**** Task input ****

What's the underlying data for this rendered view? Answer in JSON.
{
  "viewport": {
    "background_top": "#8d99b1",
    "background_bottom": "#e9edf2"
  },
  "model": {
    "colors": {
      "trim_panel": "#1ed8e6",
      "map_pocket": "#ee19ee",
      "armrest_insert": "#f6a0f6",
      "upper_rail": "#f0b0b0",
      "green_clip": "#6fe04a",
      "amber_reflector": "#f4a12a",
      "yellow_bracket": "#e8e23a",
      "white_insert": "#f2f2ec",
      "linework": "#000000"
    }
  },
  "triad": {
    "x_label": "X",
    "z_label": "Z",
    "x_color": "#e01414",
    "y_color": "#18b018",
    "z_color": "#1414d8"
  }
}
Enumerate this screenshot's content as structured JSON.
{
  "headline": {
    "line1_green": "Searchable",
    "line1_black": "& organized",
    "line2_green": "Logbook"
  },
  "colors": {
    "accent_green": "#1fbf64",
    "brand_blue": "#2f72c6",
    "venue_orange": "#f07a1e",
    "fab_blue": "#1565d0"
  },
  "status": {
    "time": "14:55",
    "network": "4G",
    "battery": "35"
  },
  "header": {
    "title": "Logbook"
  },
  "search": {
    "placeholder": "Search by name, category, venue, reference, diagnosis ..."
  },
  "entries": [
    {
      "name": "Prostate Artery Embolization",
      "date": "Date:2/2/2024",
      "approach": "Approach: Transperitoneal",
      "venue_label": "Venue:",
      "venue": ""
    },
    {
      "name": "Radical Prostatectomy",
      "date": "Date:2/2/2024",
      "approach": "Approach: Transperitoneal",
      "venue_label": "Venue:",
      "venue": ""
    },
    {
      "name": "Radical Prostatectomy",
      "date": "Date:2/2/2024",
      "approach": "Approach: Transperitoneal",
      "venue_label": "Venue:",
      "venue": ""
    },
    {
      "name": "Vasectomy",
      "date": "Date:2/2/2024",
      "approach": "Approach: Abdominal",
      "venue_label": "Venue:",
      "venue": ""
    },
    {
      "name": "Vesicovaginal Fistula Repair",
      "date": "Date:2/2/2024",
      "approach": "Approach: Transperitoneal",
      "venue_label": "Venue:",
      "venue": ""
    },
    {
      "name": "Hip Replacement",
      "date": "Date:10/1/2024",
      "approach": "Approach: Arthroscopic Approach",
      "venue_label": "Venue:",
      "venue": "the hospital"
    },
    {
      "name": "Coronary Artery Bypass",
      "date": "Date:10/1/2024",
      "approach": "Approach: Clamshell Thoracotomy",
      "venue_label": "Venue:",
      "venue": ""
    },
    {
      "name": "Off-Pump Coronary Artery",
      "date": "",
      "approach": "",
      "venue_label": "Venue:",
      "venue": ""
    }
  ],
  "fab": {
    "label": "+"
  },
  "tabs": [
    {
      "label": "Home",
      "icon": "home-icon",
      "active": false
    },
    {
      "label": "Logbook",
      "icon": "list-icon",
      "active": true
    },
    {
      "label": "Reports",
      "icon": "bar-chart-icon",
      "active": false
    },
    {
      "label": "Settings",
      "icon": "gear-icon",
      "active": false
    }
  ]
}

****

Every entry above should be retyped exactly as shown.

What's the underlying data for this rendered view? Answer in JSON.
{
  "viewport": {
    "background_top": "#8d99b1",
    "background_bottom": "#e9edf2"
  },
  "model": {
    "colors": {
      "trim_panel": "#1ed8e6",
      "map_pocket": "#ee19ee",
      "armrest_insert": "#f6a0f6",
      "upper_rail": "#f0b0b0",
      "green_clip": "#6fe04a",
      "amber_reflector": "#f4a12a",
      "yellow_bracket": "#e8e23a",
      "white_insert": "#f2f2ec",
      "linework": "#000000"
    }
  },
  "triad": {
    "x_label": "X",
    "z_label": "Z",
    "x_color": "#e01414",
    "y_color": "#18b018",
    "z_color": "#1414d8"
  }
}
Enumerate this screenshot's content as structured JSON.
{
  "headline": {
    "line1_green": "Searchable",
    "line1_black": "& organized",
    "line2_green": "Logbook"
  },
  "colors": {
    "accent_green": "#1fbf64",
    "brand_blue": "#2f72c6",
    "venue_orange": "#f07a1e",
    "fab_blue": "#1565d0"
  },
  "status": {
    "time": "14:55",
    "network": "4G",
    "battery": "35"
  },
  "header": {
    "title": "Logbook"
  },
  "search": {
    "placeholder": "Search by name, category, venue, reference, diagnosis ..."
  },
  "entries": [
    {
      "name": "Prostate Artery Embolization",
      "date": "Date:2/2/2024",
      "approach": "Approach: Transperitoneal",
      "venue_label": "Venue:",
      "venue": ""
    },
    {
      "name": "Radical Prostatectomy",
      "date": "Date:2/2/2024",
      "approach": "Approach: Transperitoneal",
      "venue_label": "Venue:",
      "venue": ""
    },
    {
      "name": "Radical Prostatectomy",
      "date": "Date:2/2/2024",
      "approach": "Approach: Transperitoneal",
      "venue_label": "Venue:",
      "venue": ""
    },
    {
      "name": "Vasectomy",
      "date": "Date:2/2/2024",
      "approach": "Approach: Abdominal",
      "venue_label": "Venue:",
      "venue": ""
    },
    {
      "name": "Vesicovaginal Fistula Repair",
      "date": "Date:2/2/2024",
      "approach": "Approach: Transperitoneal",
      "venue_label": "Venue:",
      "venue": ""
    },
    {
      "name": "Hip Replacement",
      "date": "Date:10/1/2024",
      "approach": "Approach: Arthroscopic Approach",
      "venue_label": "Venue:",
      "venue": "the hospital"
    },
    {
      "name": "Coronary Artery Bypass",
      "date": "Date:10/1/2024",
      "approach": "Approach: Clamshell Thoracotomy",
      "venue_label": "Venue:",
      "venue": ""
    },
    {
      "name": "Off-Pump Coronary Artery",
      "date": "",
      "approach": "",
      "venue_label": "Venue:",
      "venue": ""
    }
  ],
  "fab": {
    "label": "+"
  },
  "tabs": [
    {
      "label": "Home",
      "icon": "home-icon",
      "active": false
    },
    {
      "label": "Logbook",
      "icon": "list-icon",
      "active": true
    },
    {
      "label": "Reports",
      "icon": "bar-chart-icon",
      "active": false
    },
    {
      "label": "Settings",
      "icon": "gear-icon",
      "active": false
    }
  ]
}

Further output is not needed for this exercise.